WHAT IS REQUIRED: Show every line of the data below that contains the string "mesajı".

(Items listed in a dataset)
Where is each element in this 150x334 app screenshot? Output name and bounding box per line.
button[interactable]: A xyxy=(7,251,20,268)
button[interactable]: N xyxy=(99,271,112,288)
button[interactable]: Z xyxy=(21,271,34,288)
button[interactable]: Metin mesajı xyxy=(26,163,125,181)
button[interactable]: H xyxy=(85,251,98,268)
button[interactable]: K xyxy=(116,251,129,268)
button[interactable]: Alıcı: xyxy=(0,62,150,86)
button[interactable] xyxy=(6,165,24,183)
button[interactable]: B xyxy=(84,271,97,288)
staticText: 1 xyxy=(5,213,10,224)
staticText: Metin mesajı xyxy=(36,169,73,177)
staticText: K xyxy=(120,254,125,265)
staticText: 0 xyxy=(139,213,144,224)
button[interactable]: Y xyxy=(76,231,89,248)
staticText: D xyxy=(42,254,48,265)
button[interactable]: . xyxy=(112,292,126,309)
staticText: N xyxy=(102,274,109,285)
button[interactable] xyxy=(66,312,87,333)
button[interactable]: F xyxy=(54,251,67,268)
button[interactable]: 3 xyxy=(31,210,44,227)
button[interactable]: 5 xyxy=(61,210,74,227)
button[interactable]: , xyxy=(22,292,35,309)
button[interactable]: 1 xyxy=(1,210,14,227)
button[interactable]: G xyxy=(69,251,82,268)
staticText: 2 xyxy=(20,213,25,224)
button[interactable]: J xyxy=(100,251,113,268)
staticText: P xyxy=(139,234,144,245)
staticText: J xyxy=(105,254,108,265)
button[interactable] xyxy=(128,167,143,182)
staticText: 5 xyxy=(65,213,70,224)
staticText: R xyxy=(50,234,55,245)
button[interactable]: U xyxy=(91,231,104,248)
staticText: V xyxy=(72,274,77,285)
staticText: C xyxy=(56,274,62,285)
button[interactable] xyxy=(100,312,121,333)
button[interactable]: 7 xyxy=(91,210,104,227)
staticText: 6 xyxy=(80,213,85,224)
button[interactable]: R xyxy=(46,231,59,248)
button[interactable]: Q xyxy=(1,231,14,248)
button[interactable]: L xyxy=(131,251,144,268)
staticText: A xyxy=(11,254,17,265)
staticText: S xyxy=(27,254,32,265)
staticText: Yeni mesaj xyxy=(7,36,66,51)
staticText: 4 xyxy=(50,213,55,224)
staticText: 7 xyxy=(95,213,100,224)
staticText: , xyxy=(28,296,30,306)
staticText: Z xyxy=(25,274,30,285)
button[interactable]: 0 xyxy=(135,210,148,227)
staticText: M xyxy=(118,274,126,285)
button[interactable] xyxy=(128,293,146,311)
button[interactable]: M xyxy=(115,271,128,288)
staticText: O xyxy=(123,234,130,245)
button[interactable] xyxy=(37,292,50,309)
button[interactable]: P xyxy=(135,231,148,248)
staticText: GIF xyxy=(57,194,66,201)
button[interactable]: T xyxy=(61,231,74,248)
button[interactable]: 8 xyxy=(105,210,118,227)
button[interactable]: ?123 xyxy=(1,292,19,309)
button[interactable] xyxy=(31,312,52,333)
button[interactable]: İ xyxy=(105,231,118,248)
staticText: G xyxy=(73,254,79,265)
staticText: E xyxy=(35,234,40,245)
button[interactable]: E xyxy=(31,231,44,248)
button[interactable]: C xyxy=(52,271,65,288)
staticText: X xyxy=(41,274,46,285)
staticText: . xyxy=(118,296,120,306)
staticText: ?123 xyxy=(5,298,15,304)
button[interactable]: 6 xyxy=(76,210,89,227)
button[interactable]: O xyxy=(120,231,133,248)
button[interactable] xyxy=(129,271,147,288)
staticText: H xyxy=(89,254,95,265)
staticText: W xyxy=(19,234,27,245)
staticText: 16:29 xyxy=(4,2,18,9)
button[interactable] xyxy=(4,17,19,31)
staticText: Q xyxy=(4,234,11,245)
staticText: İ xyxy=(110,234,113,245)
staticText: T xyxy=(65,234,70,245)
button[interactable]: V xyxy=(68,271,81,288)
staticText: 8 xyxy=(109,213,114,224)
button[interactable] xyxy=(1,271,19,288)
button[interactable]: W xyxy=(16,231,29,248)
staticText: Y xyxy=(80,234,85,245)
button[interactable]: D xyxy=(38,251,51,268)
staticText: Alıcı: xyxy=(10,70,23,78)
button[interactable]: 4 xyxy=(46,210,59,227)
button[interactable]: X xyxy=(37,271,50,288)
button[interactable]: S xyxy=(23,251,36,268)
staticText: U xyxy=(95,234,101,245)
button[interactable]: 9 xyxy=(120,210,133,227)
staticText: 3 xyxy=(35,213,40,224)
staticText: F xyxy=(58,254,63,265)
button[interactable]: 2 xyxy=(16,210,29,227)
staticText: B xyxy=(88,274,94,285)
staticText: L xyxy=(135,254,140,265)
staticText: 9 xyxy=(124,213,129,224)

RESULT OF THE EXERCISE:
button[interactable]: Metin mesajı xyxy=(26,163,125,181)
staticText: Metin mesajı xyxy=(36,169,73,177)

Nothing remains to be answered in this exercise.